* _Work to complete_:
Identify each line below containing the string "this" and copy it.
──────── Data supplied
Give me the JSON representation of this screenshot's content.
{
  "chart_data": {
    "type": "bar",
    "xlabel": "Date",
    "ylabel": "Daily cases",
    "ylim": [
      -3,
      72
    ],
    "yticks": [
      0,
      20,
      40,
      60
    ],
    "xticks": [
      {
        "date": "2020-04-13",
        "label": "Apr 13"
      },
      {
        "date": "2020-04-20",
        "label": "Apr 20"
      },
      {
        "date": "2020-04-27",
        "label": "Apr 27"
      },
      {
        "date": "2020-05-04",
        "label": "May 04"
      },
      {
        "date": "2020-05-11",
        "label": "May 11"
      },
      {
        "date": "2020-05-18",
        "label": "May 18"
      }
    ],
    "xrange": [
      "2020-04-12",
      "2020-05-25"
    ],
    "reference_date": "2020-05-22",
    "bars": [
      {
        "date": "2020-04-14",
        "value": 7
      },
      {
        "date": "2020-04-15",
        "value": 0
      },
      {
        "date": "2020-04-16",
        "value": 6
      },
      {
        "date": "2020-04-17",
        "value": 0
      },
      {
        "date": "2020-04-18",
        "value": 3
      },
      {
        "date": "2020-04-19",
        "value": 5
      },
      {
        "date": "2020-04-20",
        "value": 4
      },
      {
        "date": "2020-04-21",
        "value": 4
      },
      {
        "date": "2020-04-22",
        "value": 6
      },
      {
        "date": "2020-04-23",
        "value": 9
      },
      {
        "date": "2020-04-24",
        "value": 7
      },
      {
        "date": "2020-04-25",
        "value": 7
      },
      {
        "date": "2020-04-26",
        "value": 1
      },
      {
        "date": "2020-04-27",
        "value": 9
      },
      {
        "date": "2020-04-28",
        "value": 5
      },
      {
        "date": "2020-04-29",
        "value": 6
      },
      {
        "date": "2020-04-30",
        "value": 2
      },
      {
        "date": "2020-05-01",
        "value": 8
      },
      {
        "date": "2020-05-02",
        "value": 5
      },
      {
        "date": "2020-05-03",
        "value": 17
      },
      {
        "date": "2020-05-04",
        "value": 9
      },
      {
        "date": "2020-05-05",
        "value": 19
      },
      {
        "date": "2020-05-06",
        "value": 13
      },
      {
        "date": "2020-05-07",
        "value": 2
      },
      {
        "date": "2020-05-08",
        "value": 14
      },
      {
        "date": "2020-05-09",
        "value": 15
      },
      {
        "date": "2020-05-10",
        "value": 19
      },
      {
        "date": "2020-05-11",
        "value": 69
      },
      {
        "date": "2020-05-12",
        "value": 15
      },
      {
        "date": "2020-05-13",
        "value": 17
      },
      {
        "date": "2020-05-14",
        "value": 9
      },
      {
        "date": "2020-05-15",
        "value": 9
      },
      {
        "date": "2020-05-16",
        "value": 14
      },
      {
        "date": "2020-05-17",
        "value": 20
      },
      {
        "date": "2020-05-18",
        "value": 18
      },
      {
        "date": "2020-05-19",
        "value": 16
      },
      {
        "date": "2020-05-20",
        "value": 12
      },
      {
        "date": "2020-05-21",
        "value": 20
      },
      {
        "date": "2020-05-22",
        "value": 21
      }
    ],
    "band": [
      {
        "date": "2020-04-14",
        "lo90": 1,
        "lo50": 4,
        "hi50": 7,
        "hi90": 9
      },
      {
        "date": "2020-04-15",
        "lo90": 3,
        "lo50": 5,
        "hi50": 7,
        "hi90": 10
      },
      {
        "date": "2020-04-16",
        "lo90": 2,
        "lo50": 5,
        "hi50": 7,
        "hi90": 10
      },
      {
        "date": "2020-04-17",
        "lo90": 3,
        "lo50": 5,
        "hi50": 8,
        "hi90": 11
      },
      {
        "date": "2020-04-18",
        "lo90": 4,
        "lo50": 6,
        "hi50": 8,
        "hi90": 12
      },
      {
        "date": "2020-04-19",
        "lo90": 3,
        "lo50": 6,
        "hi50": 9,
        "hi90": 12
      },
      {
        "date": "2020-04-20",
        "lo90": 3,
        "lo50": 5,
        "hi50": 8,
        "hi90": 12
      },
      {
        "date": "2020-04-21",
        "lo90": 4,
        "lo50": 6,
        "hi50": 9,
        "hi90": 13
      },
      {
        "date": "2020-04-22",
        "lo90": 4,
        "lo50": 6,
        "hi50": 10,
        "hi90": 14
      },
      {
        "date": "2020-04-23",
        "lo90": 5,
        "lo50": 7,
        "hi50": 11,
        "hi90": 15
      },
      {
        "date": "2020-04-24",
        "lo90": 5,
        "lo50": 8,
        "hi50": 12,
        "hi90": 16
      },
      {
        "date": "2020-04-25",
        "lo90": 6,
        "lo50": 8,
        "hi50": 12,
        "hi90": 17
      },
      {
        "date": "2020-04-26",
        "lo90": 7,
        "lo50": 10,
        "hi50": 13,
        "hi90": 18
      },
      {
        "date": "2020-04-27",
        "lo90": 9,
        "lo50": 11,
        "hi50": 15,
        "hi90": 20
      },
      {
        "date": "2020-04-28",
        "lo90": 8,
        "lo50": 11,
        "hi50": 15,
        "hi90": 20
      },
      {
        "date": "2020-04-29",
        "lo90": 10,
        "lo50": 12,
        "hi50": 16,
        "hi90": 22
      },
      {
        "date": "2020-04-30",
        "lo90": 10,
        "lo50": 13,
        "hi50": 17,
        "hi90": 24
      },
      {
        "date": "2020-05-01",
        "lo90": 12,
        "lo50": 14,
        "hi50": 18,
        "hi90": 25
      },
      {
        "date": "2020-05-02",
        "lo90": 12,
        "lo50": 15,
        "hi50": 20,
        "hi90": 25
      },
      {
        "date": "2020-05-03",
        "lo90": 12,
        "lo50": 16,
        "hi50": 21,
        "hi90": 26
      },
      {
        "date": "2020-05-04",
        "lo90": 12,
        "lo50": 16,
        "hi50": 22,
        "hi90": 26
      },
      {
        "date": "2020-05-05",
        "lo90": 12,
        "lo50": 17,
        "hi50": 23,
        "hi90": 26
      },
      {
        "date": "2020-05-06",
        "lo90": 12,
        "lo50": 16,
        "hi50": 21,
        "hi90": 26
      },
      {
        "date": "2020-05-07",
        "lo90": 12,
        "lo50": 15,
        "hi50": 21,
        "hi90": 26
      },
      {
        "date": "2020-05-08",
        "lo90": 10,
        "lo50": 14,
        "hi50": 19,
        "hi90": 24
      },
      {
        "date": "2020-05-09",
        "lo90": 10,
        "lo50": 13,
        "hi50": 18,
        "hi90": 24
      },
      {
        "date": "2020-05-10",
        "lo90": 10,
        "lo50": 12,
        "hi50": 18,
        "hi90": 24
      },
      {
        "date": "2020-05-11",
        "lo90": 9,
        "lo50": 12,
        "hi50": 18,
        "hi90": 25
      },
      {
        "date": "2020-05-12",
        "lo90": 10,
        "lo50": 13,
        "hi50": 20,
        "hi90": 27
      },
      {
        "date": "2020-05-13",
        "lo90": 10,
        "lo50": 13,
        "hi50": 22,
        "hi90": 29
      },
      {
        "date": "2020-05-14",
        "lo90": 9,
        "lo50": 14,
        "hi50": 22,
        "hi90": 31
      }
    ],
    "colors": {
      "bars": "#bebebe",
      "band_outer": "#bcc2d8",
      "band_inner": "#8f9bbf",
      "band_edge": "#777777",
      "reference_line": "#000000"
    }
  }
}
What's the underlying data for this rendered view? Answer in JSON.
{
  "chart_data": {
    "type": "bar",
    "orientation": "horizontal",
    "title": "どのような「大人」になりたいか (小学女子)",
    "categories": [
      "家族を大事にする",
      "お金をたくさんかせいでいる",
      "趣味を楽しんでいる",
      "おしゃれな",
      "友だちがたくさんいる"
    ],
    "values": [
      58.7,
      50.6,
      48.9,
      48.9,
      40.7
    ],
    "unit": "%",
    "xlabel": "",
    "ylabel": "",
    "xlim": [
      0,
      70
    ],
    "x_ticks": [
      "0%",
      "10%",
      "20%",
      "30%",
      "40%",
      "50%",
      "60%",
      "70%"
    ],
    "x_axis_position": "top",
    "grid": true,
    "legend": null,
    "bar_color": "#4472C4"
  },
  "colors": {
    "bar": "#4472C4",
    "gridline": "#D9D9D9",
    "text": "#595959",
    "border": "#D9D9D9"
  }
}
────────────────
* _Task solution_:
Give me the JSON representation of this screenshot's content.
What's the underlying data for this rendered view? Answer in JSON.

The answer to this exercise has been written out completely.